» CHALLENGE
Pull out every line with the word "this".

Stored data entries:
§
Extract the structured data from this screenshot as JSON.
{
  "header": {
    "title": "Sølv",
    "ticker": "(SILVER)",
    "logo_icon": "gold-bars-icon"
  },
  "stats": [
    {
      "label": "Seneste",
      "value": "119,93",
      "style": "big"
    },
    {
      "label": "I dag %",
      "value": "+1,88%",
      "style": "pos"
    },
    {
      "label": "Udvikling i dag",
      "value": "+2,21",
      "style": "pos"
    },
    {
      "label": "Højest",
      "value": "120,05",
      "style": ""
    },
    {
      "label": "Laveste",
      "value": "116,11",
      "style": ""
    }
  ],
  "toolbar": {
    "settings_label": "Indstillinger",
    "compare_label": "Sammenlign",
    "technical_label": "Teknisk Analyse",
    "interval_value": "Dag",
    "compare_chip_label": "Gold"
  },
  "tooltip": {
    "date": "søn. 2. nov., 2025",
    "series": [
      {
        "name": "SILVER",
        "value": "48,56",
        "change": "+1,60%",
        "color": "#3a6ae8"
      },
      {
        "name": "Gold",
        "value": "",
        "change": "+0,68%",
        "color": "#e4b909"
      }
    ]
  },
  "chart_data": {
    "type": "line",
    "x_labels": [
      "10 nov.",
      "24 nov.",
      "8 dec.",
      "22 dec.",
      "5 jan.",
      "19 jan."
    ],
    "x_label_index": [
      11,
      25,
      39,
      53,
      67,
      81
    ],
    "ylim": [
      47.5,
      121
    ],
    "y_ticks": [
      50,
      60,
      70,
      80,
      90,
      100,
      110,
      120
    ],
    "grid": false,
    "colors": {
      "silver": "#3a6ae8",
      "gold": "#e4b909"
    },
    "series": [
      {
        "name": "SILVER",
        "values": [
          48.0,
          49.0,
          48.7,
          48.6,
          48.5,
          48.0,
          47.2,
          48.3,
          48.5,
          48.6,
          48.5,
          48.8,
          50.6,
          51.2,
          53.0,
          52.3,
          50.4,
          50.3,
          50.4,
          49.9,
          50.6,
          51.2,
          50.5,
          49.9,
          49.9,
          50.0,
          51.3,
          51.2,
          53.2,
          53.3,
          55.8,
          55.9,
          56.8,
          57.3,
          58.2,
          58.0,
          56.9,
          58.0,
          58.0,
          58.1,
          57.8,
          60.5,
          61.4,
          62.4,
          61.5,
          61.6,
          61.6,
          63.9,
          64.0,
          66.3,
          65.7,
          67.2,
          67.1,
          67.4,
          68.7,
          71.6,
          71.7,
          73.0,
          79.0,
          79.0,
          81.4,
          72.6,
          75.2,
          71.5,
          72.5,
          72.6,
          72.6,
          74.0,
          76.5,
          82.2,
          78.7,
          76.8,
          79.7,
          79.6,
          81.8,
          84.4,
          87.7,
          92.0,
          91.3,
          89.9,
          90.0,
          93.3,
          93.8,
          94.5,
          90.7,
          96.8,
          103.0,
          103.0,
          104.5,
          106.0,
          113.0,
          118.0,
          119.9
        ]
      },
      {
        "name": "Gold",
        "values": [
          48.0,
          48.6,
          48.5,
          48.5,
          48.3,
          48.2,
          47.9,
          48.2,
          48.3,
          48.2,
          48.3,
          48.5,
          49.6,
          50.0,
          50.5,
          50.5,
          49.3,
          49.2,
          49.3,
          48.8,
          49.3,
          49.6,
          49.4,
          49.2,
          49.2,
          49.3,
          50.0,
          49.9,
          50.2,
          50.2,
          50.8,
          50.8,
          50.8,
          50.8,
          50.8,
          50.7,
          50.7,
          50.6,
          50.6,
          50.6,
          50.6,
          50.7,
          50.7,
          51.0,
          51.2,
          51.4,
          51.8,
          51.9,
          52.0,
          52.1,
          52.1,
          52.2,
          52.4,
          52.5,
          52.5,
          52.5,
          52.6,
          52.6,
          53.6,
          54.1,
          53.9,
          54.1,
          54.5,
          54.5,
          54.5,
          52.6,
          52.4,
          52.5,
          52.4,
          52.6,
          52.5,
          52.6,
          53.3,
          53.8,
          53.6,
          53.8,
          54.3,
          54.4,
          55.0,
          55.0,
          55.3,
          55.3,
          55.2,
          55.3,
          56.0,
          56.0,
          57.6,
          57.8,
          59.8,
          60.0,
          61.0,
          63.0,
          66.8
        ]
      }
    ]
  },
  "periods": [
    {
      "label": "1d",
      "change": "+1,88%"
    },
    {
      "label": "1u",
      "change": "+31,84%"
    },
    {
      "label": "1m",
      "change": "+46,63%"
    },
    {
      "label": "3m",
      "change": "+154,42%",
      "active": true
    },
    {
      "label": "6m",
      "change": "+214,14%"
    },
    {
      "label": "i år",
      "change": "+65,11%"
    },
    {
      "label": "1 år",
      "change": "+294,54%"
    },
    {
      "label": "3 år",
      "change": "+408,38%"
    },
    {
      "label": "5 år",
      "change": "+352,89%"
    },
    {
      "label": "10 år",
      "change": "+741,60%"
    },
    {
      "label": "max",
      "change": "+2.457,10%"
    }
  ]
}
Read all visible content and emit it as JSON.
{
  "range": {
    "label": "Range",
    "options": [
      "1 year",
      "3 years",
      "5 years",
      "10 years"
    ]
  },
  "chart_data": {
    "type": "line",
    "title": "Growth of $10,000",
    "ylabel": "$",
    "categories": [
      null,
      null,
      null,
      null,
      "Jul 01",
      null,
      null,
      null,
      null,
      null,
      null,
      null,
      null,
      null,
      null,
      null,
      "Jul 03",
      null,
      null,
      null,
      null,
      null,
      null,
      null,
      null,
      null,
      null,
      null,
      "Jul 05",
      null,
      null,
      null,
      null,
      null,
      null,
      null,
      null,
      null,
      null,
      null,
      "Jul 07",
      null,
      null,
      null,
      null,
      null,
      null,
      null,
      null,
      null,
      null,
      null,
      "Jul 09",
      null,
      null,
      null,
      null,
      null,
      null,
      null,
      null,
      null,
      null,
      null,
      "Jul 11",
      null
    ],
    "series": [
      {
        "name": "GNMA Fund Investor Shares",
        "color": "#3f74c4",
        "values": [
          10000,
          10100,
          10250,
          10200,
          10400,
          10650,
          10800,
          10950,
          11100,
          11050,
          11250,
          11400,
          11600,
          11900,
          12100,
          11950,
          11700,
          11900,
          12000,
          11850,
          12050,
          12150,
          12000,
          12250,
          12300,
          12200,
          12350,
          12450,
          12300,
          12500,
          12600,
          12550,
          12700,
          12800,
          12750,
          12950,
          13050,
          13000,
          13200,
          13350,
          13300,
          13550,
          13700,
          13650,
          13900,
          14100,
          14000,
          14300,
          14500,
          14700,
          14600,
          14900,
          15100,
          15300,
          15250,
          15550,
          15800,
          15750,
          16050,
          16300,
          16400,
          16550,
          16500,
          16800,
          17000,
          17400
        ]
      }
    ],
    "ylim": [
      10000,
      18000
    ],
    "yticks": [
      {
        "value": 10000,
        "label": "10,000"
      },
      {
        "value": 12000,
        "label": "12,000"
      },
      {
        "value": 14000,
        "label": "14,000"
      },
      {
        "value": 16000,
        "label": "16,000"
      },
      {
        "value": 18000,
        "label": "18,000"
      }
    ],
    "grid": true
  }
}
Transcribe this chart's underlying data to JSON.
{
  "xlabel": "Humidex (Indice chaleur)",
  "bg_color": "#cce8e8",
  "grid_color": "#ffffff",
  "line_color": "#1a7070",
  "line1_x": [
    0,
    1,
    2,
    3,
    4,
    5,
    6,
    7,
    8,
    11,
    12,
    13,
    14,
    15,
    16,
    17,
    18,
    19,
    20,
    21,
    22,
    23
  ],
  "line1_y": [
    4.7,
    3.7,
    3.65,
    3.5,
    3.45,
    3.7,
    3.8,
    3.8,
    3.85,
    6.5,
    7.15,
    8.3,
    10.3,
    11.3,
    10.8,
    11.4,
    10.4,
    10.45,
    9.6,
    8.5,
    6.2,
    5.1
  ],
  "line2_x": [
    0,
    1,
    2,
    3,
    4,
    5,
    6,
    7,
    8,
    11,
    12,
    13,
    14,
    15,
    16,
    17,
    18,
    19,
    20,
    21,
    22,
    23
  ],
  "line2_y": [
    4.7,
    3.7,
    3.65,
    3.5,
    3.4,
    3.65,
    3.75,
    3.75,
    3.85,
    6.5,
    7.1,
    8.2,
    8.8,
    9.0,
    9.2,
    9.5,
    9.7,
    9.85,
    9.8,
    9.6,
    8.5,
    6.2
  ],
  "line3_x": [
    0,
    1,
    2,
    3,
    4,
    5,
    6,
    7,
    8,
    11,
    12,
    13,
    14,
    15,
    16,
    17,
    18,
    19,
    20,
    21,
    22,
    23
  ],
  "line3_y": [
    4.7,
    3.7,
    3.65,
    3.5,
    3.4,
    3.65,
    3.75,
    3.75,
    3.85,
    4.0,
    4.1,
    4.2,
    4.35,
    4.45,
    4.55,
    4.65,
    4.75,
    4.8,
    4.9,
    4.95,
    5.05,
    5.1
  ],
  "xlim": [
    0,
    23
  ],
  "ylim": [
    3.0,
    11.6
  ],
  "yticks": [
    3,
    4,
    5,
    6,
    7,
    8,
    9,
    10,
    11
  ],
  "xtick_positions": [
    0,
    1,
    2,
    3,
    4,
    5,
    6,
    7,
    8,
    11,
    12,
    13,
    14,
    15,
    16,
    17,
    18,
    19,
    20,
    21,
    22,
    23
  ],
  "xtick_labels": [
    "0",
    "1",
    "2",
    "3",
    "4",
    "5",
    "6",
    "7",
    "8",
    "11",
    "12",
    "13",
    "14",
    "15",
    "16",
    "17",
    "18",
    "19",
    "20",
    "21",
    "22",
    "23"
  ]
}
§
» EXERCISE SOLUTION
Extract the structured data from this screenshot as JSON.
Transcribe this chart's underlying data to JSON.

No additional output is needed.